### Work instructions
Retype the records below word for word and omit any image.

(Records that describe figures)
──────
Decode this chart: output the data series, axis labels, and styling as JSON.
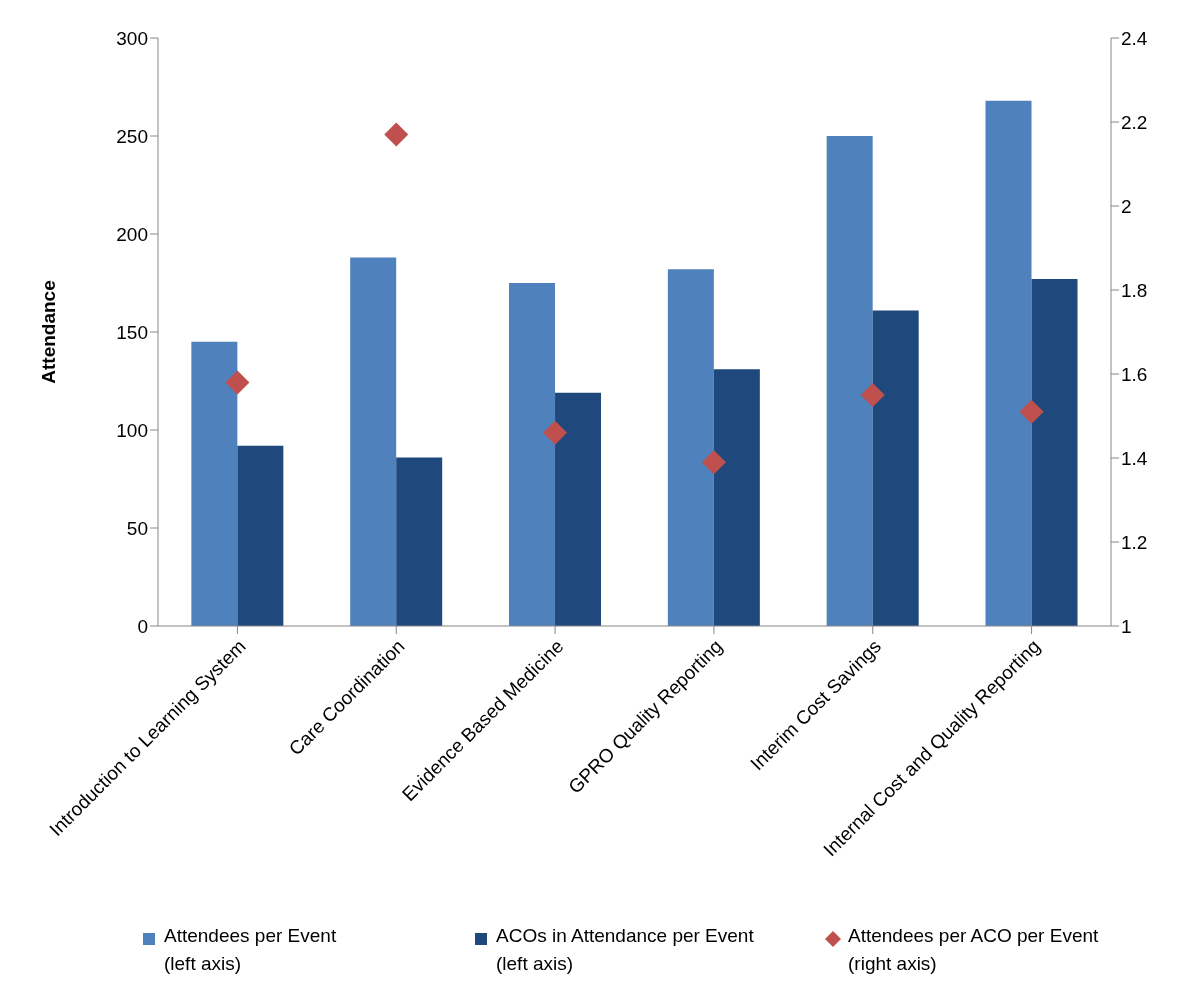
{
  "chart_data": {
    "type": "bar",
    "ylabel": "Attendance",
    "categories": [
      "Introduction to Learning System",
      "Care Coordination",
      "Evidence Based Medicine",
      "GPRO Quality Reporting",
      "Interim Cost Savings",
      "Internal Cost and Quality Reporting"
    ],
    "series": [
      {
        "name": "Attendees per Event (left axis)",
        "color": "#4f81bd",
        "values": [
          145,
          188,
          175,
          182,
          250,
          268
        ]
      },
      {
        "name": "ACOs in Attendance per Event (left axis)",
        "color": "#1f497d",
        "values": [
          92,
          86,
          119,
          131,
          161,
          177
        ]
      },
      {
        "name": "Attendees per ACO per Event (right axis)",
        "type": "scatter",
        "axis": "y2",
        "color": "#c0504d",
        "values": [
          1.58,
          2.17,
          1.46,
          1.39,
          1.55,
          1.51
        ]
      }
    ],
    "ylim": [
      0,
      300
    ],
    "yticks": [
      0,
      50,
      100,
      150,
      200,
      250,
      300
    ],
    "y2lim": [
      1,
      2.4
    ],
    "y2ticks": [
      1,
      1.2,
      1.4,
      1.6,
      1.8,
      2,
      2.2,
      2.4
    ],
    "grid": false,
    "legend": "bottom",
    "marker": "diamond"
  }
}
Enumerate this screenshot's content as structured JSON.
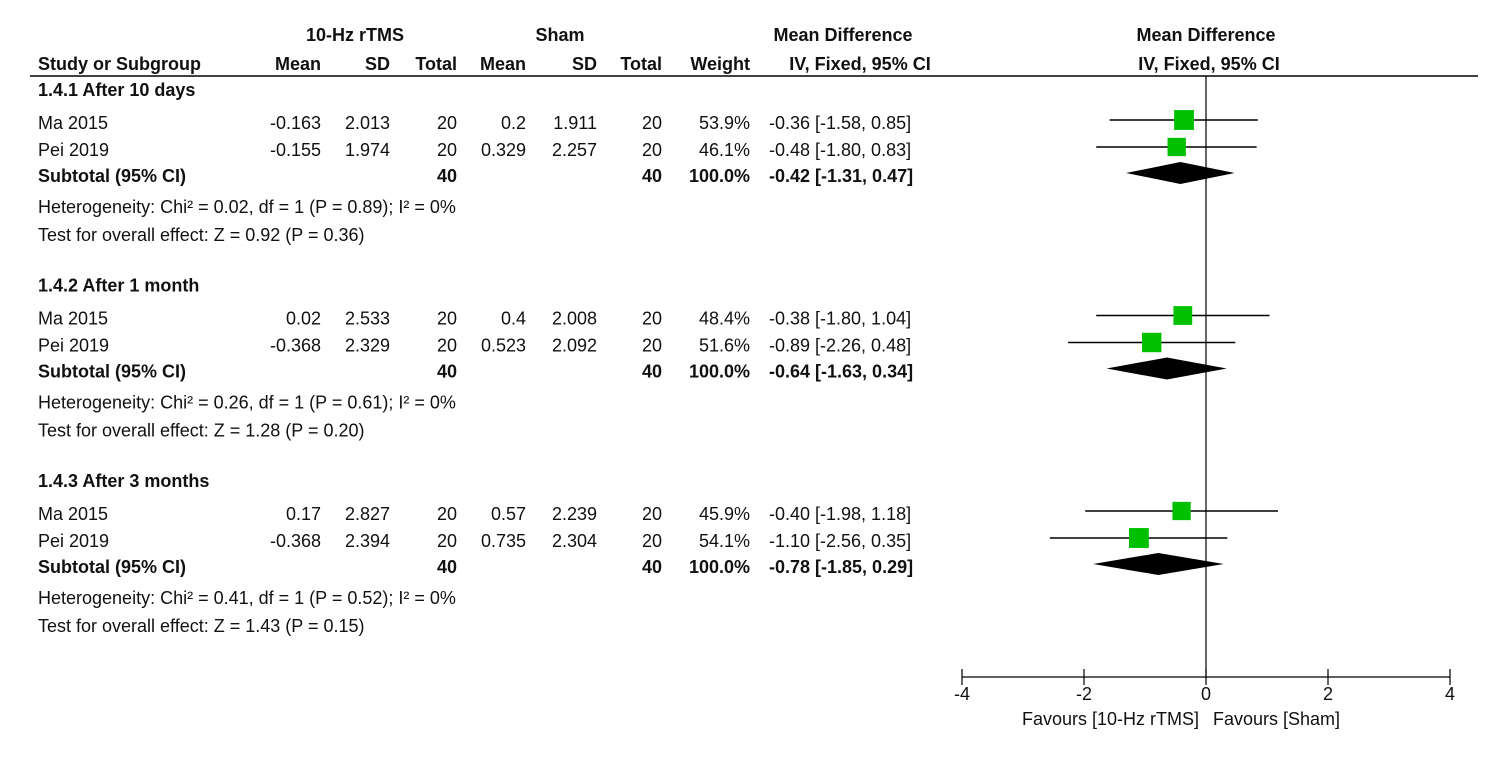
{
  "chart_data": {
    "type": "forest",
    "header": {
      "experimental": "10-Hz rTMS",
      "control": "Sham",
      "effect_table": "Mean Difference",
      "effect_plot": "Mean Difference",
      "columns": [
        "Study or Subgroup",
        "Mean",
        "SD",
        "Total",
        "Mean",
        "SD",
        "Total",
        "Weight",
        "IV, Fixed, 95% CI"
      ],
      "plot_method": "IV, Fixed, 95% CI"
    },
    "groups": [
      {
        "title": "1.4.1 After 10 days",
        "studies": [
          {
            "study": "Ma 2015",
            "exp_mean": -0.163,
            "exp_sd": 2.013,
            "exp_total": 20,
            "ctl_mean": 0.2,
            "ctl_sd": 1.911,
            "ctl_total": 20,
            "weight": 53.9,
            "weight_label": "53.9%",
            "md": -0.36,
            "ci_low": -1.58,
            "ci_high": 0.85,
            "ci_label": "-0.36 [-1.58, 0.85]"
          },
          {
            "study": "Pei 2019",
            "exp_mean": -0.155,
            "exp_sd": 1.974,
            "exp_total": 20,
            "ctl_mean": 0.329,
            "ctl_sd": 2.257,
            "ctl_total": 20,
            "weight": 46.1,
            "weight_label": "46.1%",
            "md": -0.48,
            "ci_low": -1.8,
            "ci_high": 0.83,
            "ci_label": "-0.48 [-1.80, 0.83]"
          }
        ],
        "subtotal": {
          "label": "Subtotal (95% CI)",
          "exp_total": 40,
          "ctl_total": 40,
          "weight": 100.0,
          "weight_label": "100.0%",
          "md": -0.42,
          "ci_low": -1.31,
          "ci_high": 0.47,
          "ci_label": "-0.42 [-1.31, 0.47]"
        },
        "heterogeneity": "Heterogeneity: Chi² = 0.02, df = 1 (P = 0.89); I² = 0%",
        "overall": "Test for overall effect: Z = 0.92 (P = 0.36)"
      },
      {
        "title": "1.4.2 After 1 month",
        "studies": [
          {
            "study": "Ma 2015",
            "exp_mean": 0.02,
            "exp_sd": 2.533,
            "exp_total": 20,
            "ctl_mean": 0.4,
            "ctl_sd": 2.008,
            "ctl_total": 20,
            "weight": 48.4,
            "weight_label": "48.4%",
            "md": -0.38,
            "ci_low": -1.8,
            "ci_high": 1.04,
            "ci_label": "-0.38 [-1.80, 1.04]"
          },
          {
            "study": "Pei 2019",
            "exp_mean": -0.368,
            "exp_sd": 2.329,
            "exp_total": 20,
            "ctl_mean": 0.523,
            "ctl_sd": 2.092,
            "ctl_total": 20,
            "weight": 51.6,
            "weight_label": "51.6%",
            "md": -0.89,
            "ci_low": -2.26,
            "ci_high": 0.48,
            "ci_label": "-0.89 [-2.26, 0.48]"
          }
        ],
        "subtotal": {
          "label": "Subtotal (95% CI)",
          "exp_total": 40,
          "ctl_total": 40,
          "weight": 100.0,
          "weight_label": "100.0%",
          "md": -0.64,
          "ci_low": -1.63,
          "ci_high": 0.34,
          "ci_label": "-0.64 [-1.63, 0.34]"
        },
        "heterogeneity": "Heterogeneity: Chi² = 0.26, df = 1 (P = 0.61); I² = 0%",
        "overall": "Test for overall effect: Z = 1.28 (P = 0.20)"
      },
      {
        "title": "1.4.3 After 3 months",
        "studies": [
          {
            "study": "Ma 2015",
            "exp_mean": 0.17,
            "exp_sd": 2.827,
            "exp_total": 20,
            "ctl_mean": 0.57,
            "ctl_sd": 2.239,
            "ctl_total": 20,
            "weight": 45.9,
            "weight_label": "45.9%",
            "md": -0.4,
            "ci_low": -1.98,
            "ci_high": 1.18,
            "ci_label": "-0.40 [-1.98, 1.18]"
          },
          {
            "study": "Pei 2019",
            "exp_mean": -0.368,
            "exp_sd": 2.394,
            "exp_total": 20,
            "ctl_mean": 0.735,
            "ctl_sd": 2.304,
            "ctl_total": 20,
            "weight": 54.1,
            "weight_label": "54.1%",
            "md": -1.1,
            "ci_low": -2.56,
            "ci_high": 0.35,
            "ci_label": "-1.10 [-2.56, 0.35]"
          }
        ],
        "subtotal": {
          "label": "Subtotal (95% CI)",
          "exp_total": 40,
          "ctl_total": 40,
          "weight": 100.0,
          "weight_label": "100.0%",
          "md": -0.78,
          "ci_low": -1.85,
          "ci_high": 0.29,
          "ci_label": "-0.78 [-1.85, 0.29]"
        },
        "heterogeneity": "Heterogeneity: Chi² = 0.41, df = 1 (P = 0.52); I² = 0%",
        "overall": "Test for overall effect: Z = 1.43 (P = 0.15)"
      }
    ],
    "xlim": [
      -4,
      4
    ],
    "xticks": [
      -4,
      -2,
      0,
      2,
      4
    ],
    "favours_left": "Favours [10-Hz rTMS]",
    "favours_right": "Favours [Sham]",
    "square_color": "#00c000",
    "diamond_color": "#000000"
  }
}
──────
### Task response
Decode this chart: output the data series, axis labels, and styling as JSON.
{
  "chart_data": {
    "type": "bar",
    "ylabel": "Attendance",
    "categories": [
      "Introduction to Learning System",
      "Care Coordination",
      "Evidence Based Medicine",
      "GPRO Quality Reporting",
      "Interim Cost Savings",
      "Internal Cost and Quality Reporting"
    ],
    "series": [
      {
        "name": "Attendees per Event (left axis)",
        "color": "#4f81bd",
        "values": [
          145,
          188,
          175,
          182,
          250,
          268
        ]
      },
      {
        "name": "ACOs in Attendance per Event (left axis)",
        "color": "#1f497d",
        "values": [
          92,
          86,
          119,
          131,
          161,
          177
        ]
      },
      {
        "name": "Attendees per ACO per Event (right axis)",
        "type": "scatter",
        "axis": "y2",
        "color": "#c0504d",
        "values": [
          1.58,
          2.17,
          1.46,
          1.39,
          1.55,
          1.51
        ]
      }
    ],
    "ylim": [
      0,
      300
    ],
    "yticks": [
      0,
      50,
      100,
      150,
      200,
      250,
      300
    ],
    "y2lim": [
      1,
      2.4
    ],
    "y2ticks": [
      1,
      1.2,
      1.4,
      1.6,
      1.8,
      2,
      2.2,
      2.4
    ],
    "grid": false,
    "legend": "bottom",
    "marker": "diamond"
  }
}
Enumerate this screenshot's content as structured JSON.
{
  "chart_data": {
    "type": "forest",
    "header": {
      "experimental": "10-Hz rTMS",
      "control": "Sham",
      "effect_table": "Mean Difference",
      "effect_plot": "Mean Difference",
      "columns": [
        "Study or Subgroup",
        "Mean",
        "SD",
        "Total",
        "Mean",
        "SD",
        "Total",
        "Weight",
        "IV, Fixed, 95% CI"
      ],
      "plot_method": "IV, Fixed, 95% CI"
    },
    "groups": [
      {
        "title": "1.4.1 After 10 days",
        "studies": [
          {
            "study": "Ma 2015",
            "exp_mean": -0.163,
            "exp_sd": 2.013,
            "exp_total": 20,
            "ctl_mean": 0.2,
            "ctl_sd": 1.911,
            "ctl_total": 20,
            "weight": 53.9,
            "weight_label": "53.9%",
            "md": -0.36,
            "ci_low": -1.58,
            "ci_high": 0.85,
            "ci_label": "-0.36 [-1.58, 0.85]"
          },
          {
            "study": "Pei 2019",
            "exp_mean": -0.155,
            "exp_sd": 1.974,
            "exp_total": 20,
            "ctl_mean": 0.329,
            "ctl_sd": 2.257,
            "ctl_total": 20,
            "weight": 46.1,
            "weight_label": "46.1%",
            "md": -0.48,
            "ci_low": -1.8,
            "ci_high": 0.83,
            "ci_label": "-0.48 [-1.80, 0.83]"
          }
        ],
        "subtotal": {
          "label": "Subtotal (95% CI)",
          "exp_total": 40,
          "ctl_total": 40,
          "weight": 100.0,
          "weight_label": "100.0%",
          "md": -0.42,
          "ci_low": -1.31,
          "ci_high": 0.47,
          "ci_label": "-0.42 [-1.31, 0.47]"
        },
        "heterogeneity": "Heterogeneity: Chi² = 0.02, df = 1 (P = 0.89); I² = 0%",
        "overall": "Test for overall effect: Z = 0.92 (P = 0.36)"
      },
      {
        "title": "1.4.2 After 1 month",
        "studies": [
          {
            "study": "Ma 2015",
            "exp_mean": 0.02,
            "exp_sd": 2.533,
            "exp_total": 20,
            "ctl_mean": 0.4,
            "ctl_sd": 2.008,
            "ctl_total": 20,
            "weight": 48.4,
            "weight_label": "48.4%",
            "md": -0.38,
            "ci_low": -1.8,
            "ci_high": 1.04,
            "ci_label": "-0.38 [-1.80, 1.04]"
          },
          {
            "study": "Pei 2019",
            "exp_mean": -0.368,
            "exp_sd": 2.329,
            "exp_total": 20,
            "ctl_mean": 0.523,
            "ctl_sd": 2.092,
            "ctl_total": 20,
            "weight": 51.6,
            "weight_label": "51.6%",
            "md": -0.89,
            "ci_low": -2.26,
            "ci_high": 0.48,
            "ci_label": "-0.89 [-2.26, 0.48]"
          }
        ],
        "subtotal": {
          "label": "Subtotal (95% CI)",
          "exp_total": 40,
          "ctl_total": 40,
          "weight": 100.0,
          "weight_label": "100.0%",
          "md": -0.64,
          "ci_low": -1.63,
          "ci_high": 0.34,
          "ci_label": "-0.64 [-1.63, 0.34]"
        },
        "heterogeneity": "Heterogeneity: Chi² = 0.26, df = 1 (P = 0.61); I² = 0%",
        "overall": "Test for overall effect: Z = 1.28 (P = 0.20)"
      },
      {
        "title": "1.4.3 After 3 months",
        "studies": [
          {
            "study": "Ma 2015",
            "exp_mean": 0.17,
            "exp_sd": 2.827,
            "exp_total": 20,
            "ctl_mean": 0.57,
            "ctl_sd": 2.239,
            "ctl_total": 20,
            "weight": 45.9,
            "weight_label": "45.9%",
            "md": -0.4,
            "ci_low": -1.98,
            "ci_high": 1.18,
            "ci_label": "-0.40 [-1.98, 1.18]"
          },
          {
            "study": "Pei 2019",
            "exp_mean": -0.368,
            "exp_sd": 2.394,
            "exp_total": 20,
            "ctl_mean": 0.735,
            "ctl_sd": 2.304,
            "ctl_total": 20,
            "weight": 54.1,
            "weight_label": "54.1%",
            "md": -1.1,
            "ci_low": -2.56,
            "ci_high": 0.35,
            "ci_label": "-1.10 [-2.56, 0.35]"
          }
        ],
        "subtotal": {
          "label": "Subtotal (95% CI)",
          "exp_total": 40,
          "ctl_total": 40,
          "weight": 100.0,
          "weight_label": "100.0%",
          "md": -0.78,
          "ci_low": -1.85,
          "ci_high": 0.29,
          "ci_label": "-0.78 [-1.85, 0.29]"
        },
        "heterogeneity": "Heterogeneity: Chi² = 0.41, df = 1 (P = 0.52); I² = 0%",
        "overall": "Test for overall effect: Z = 1.43 (P = 0.15)"
      }
    ],
    "xlim": [
      -4,
      4
    ],
    "xticks": [
      -4,
      -2,
      0,
      2,
      4
    ],
    "favours_left": "Favours [10-Hz rTMS]",
    "favours_right": "Favours [Sham]",
    "square_color": "#00c000",
    "diamond_color": "#000000"
  }
}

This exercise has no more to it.